_Problem to work on_.
Print all records exactly, leaving nothing out.
++++++
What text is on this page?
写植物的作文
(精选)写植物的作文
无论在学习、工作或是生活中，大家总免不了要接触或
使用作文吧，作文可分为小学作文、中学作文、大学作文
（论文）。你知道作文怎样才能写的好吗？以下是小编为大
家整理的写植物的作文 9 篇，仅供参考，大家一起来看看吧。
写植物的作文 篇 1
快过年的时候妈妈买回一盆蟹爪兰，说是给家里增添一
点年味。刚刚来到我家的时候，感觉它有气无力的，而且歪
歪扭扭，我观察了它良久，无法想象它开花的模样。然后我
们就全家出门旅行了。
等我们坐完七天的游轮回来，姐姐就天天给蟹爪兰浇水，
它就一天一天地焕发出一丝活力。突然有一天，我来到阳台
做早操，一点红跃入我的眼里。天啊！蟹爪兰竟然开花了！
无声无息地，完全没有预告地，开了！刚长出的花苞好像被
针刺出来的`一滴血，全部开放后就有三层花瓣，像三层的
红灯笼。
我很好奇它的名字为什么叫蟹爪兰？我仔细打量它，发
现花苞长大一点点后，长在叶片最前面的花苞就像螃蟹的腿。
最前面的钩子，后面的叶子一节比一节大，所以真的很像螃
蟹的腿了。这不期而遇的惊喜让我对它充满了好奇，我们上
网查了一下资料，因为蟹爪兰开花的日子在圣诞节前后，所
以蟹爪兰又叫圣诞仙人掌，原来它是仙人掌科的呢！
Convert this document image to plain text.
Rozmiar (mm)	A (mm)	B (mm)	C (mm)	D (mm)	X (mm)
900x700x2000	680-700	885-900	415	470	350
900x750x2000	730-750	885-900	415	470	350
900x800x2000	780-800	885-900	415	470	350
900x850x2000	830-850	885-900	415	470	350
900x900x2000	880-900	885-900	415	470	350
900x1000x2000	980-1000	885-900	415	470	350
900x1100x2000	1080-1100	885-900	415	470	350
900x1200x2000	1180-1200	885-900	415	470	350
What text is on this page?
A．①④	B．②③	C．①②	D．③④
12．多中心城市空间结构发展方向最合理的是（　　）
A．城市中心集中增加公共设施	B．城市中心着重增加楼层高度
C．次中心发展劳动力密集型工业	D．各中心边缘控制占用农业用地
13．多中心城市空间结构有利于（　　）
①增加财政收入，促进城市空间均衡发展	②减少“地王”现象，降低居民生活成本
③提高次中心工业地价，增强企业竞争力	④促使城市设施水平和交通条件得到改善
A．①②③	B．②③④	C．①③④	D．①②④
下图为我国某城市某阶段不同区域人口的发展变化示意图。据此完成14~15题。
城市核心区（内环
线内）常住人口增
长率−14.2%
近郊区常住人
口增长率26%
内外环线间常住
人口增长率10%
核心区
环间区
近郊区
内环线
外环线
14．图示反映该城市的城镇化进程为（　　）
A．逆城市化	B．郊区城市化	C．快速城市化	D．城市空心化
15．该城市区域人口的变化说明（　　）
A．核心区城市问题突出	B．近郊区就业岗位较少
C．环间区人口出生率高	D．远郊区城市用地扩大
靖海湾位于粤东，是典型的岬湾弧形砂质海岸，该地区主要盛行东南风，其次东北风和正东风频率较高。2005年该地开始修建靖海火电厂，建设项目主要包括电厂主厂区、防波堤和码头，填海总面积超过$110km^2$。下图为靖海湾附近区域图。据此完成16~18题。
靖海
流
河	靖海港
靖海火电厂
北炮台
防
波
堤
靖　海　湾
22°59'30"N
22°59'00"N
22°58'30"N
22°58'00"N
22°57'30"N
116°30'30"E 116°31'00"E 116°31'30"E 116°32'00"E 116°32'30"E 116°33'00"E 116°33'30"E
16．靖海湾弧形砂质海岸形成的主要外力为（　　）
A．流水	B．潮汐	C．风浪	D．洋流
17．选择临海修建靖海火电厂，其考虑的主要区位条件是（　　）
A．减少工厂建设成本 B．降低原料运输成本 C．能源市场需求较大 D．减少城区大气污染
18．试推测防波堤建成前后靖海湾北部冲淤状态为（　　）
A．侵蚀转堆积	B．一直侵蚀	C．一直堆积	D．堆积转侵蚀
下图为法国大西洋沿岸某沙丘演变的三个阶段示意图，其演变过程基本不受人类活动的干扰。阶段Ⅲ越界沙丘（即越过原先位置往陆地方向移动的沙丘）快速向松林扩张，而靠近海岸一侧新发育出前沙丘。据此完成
++++++
_Answer to the exercise_.
What text is on this page?
写植物的作文
(精选)写植物的作文
无论在学习、工作或是生活中，大家总免不了要接触或
使用作文吧，作文可分为小学作文、中学作文、大学作文
（论文）。你知道作文怎样才能写的好吗？以下是小编为大
家整理的写植物的作文 9 篇，仅供参考，大家一起来看看吧。
写植物的作文 篇 1
快过年的时候妈妈买回一盆蟹爪兰，说是给家里增添一
点年味。刚刚来到我家的时候，感觉它有气无力的，而且歪
歪扭扭，我观察了它良久，无法想象它开花的模样。然后我
们就全家出门旅行了。
等我们坐完七天的游轮回来，姐姐就天天给蟹爪兰浇水，
它就一天一天地焕发出一丝活力。突然有一天，我来到阳台
做早操，一点红跃入我的眼里。天啊！蟹爪兰竟然开花了！
无声无息地，完全没有预告地，开了！刚长出的花苞好像被
针刺出来的`一滴血，全部开放后就有三层花瓣，像三层的
红灯笼。
我很好奇它的名字为什么叫蟹爪兰？我仔细打量它，发
现花苞长大一点点后，长在叶片最前面的花苞就像螃蟹的腿。
最前面的钩子，后面的叶子一节比一节大，所以真的很像螃
蟹的腿了。这不期而遇的惊喜让我对它充满了好奇，我们上
网查了一下资料，因为蟹爪兰开花的日子在圣诞节前后，所
以蟹爪兰又叫圣诞仙人掌，原来它是仙人掌科的呢！
Convert this document image to plain text.
Rozmiar (mm)	A (mm)	B (mm)	C (mm)	D (mm)	X (mm)
900x700x2000	680-700	885-900	415	470	350
900x750x2000	730-750	885-900	415	470	350
900x800x2000	780-800	885-900	415	470	350
900x850x2000	830-850	885-900	415	470	350
900x900x2000	880-900	885-900	415	470	350
900x1000x2000	980-1000	885-900	415	470	350
900x1100x2000	1080-1100	885-900	415	470	350
900x1200x2000	1180-1200	885-900	415	470	350
What text is on this page?
A．①④	B．②③	C．①②	D．③④
12．多中心城市空间结构发展方向最合理的是（　　）
A．城市中心集中增加公共设施	B．城市中心着重增加楼层高度
C．次中心发展劳动力密集型工业	D．各中心边缘控制占用农业用地
13．多中心城市空间结构有利于（　　）
①增加财政收入，促进城市空间均衡发展	②减少“地王”现象，降低居民生活成本
③提高次中心工业地价，增强企业竞争力	④促使城市设施水平和交通条件得到改善
A．①②③	B．②③④	C．①③④	D．①②④
下图为我国某城市某阶段不同区域人口的发展变化示意图。据此完成14~15题。
城市核心区（内环
线内）常住人口增
长率−14.2%
近郊区常住人
口增长率26%
内外环线间常住
人口增长率10%
核心区
环间区
近郊区
内环线
外环线
14．图示反映该城市的城镇化进程为（　　）
A．逆城市化	B．郊区城市化	C．快速城市化	D．城市空心化
15．该城市区域人口的变化说明（　　）
A．核心区城市问题突出	B．近郊区就业岗位较少
C．环间区人口出生率高	D．远郊区城市用地扩大
靖海湾位于粤东，是典型的岬湾弧形砂质海岸，该地区主要盛行东南风，其次东北风和正东风频率较高。2005年该地开始修建靖海火电厂，建设项目主要包括电厂主厂区、防波堤和码头，填海总面积超过$110km^2$。下图为靖海湾附近区域图。据此完成16~18题。
靖海
流
河	靖海港
靖海火电厂
北炮台
防
波
堤
靖　海　湾
22°59'30"N
22°59'00"N
22°58'30"N
22°58'00"N
22°57'30"N
116°30'30"E 116°31'00"E 116°31'30"E 116°32'00"E 116°32'30"E 116°33'00"E 116°33'30"E
16．靖海湾弧形砂质海岸形成的主要外力为（　　）
A．流水	B．潮汐	C．风浪	D．洋流
17．选择临海修建靖海火电厂，其考虑的主要区位条件是（　　）
A．减少工厂建设成本 B．降低原料运输成本 C．能源市场需求较大 D．减少城区大气污染
18．试推测防波堤建成前后靖海湾北部冲淤状态为（　　）
A．侵蚀转堆积	B．一直侵蚀	C．一直堆积	D．堆积转侵蚀
下图为法国大西洋沿岸某沙丘演变的三个阶段示意图，其演变过程基本不受人类活动的干扰。阶段Ⅲ越界沙丘（即越过原先位置往陆地方向移动的沙丘）快速向松林扩张，而靠近海岸一侧新发育出前沙丘。据此完成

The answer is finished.